* Task directions: Copy out every line in the entries below that includes "Audubon".

** BEGIN Task input **

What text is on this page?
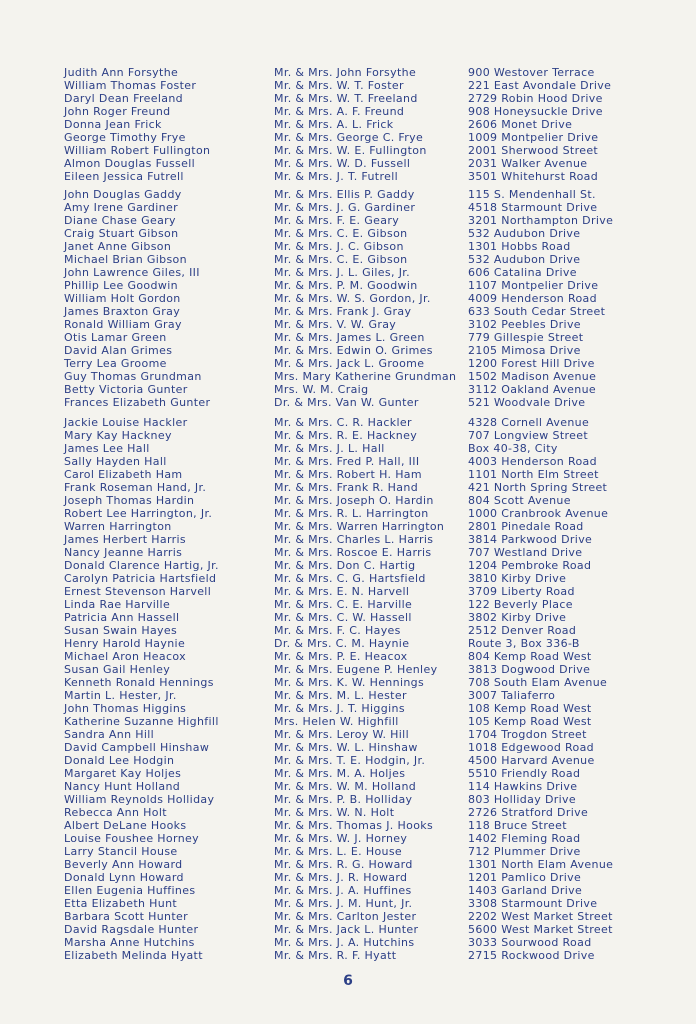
Judith Ann Forsythe	Mr. & Mrs. John Forsythe	900 Westover Terrace
William Thomas Foster	Mr. & Mrs. W. T. Foster	221 East Avondale Drive
Daryl Dean Freeland	Mr. & Mrs. W. T. Freeland	2729 Robin Hood Drive
John Roger Freund	Mr. & Mrs. A. F. Freund	908 Honeysuckle Drive
Donna Jean Frick	Mr. & Mrs. A. L. Frick	2606 Monet Drive
George Timothy Frye	Mr. & Mrs. George C. Frye	1009 Montpelier Drive
William Robert Fullington	Mr. & Mrs. W. E. Fullington	2001 Sherwood Street
Almon Douglas Fussell	Mr. & Mrs. W. D. Fussell	2031 Walker Avenue
Eileen Jessica Futrell	Mr. & Mrs. J. T. Futrell	3501 Whitehurst Road
John Douglas Gaddy	Mr. & Mrs. Ellis P. Gaddy	115 S. Mendenhall St.
Amy Irene Gardiner	Mr. & Mrs. J. G. Gardiner	4518 Starmount Drive
Diane Chase Geary	Mr. & Mrs. F. E. Geary	3201 Northampton Drive
Craig Stuart Gibson	Mr. & Mrs. C. E. Gibson	532 Audubon Drive
Janet Anne Gibson	Mr. & Mrs. J. C. Gibson	1301 Hobbs Road
Michael Brian Gibson	Mr. & Mrs. C. E. Gibson	532 Audubon Drive
John Lawrence Giles, III	Mr. & Mrs. J. L. Giles, Jr.	606 Catalina Drive
Phillip Lee Goodwin	Mr. & Mrs. P. M. Goodwin	1107 Montpelier Drive
William Holt Gordon	Mr. & Mrs. W. S. Gordon, Jr.	4009 Henderson Road
James Braxton Gray	Mr. & Mrs. Frank J. Gray	633 South Cedar Street
Ronald William Gray	Mr. & Mrs. V. W. Gray	3102 Peebles Drive
Otis Lamar Green	Mr. & Mrs. James L. Green	779 Gillespie Street
David Alan Grimes	Mr. & Mrs. Edwin O. Grimes	2105 Mimosa Drive
Terry Lea Groome	Mr. & Mrs. Jack L. Groome	1200 Forest Hill Drive
Guy Thomas Grundman	Mrs. Mary Katherine Grundman 1502 Madison Avenue
Betty Victoria Gunter	Mrs. W. M. Craig	3112 Oakland Avenue
Frances Elizabeth Gunter	Dr. & Mrs. Van W. Gunter	521 Woodvale Drive
Jackie Louise Hackler	Mr. & Mrs. C. R. Hackler	4328 Cornell Avenue
Mary Kay Hackney	Mr. & Mrs. R. E. Hackney	707 Longview Street
James Lee Hall	Mr. & Mrs. J. L. Hall	Box 40-38, City
Sally Hayden Hall	Mr. & Mrs. Fred P. Hall, III	4003 Henderson Road
Carol Elizabeth Ham	Mr. & Mrs. Robert H. Ham	1101 North Elm Street
Frank Roseman Hand, Jr.	Mr. & Mrs. Frank R. Hand	421 North Spring Street
Joseph Thomas Hardin	Mr. & Mrs. Joseph O. Hardin	804 Scott Avenue
Robert Lee Harrington, Jr.	Mr. & Mrs. R. L. Harrington	1000 Cranbrook Avenue
Warren Harrington	Mr. & Mrs. Warren Harrington 2801 Pinedale Road
James Herbert Harris	Mr. & Mrs. Charles L. Harris	3814 Parkwood Drive
Nancy Jeanne Harris	Mr. & Mrs. Roscoe E. Harris	707 Westland Drive
Donald Clarence Hartig, Jr.	Mr. & Mrs. Don C. Hartig	1204 Pembroke Road
Carolyn Patricia Hartsfield	Mr. & Mrs. C. G. Hartsfield	3810 Kirby Drive
Ernest Stevenson Harvell	Mr. & Mrs. E. N. Harvell	3709 Liberty Road
Linda Rae Harville	Mr. & Mrs. C. E. Harville	122 Beverly Place
Patricia Ann Hassell	Mr. & Mrs. C. W. Hassell	3802 Kirby Drive
Susan Swain Hayes	Mr. & Mrs. F. C. Hayes	2512 Denver Road
Henry Harold Haynie	Dr. & Mrs. C. M. Haynie	Route 3, Box 336-B
Michael Aron Heacox	Mr. & Mrs. P. E. Heacox	804 Kemp Road West
Susan Gail Henley	Mr. & Mrs. Eugene P. Henley	3813 Dogwood Drive
Kenneth Ronald Hennings	Mr. & Mrs. K. W. Hennings	708 South Elam Avenue
Martin L. Hester, Jr.	Mr. & Mrs. M. L. Hester	3007 Taliaferro
John Thomas Higgins	Mr. & Mrs. J. T. Higgins	108 Kemp Road West
Katherine Suzanne Highfill	Mrs. Helen W. Highfill	105 Kemp Road West
Sandra Ann Hill	Mr. & Mrs. Leroy W. Hill	1704 Trogdon Street
David Campbell Hinshaw	Mr. & Mrs. W. L. Hinshaw	1018 Edgewood Road
Donald Lee Hodgin	Mr. & Mrs. T. E. Hodgin, Jr.	4500 Harvard Avenue
Margaret Kay Holjes	Mr. & Mrs. M. A. Holjes	5510 Friendly Road
Nancy Hunt Holland	Mr. & Mrs. W. M. Holland	114 Hawkins Drive
William Reynolds Holliday	Mr. & Mrs. P. B. Holliday	803 Holliday Drive
Rebecca Ann Holt	Mr. & Mrs. W. N. Holt	2726 Stratford Drive
Albert DeLane Hooks	Mr. & Mrs. Thomas J. Hooks	118 Bruce Street
Louise Foushee Horney	Mr. & Mrs. W. J. Horney	1402 Fleming Road
Larry Stancil House	Mr. & Mrs. L. E. House	712 Plummer Drive
Beverly Ann Howard	Mr. & Mrs. R. G. Howard	1301 North Elam Avenue
Donald Lynn Howard	Mr. & Mrs. J. R. Howard	1201 Pamlico Drive
Ellen Eugenia Huffines	Mr. & Mrs. J. A. Huffines	1403 Garland Drive
Etta Elizabeth Hunt	Mr. & Mrs. J. M. Hunt, Jr.	3308 Starmount Drive
Barbara Scott Hunter	Mr. & Mrs. Carlton Jester	2202 West Market Street
David Ragsdale Hunter	Mr. & Mrs. Jack L. Hunter	5600 West Market Street
Marsha Anne Hutchins	Mr. & Mrs. J. A. Hutchins	3033 Sourwood Road
Elizabeth Melinda Hyatt	Mr. & Mrs. R. F. Hyatt	2715 Rockwood Drive
6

** END Task input **

* Result of this exercise:
Craig Stuart Gibson	Mr. & Mrs. C. E. Gibson	532 Audubon Drive
Michael Brian Gibson	Mr. & Mrs. C. E. Gibson	532 Audubon Drive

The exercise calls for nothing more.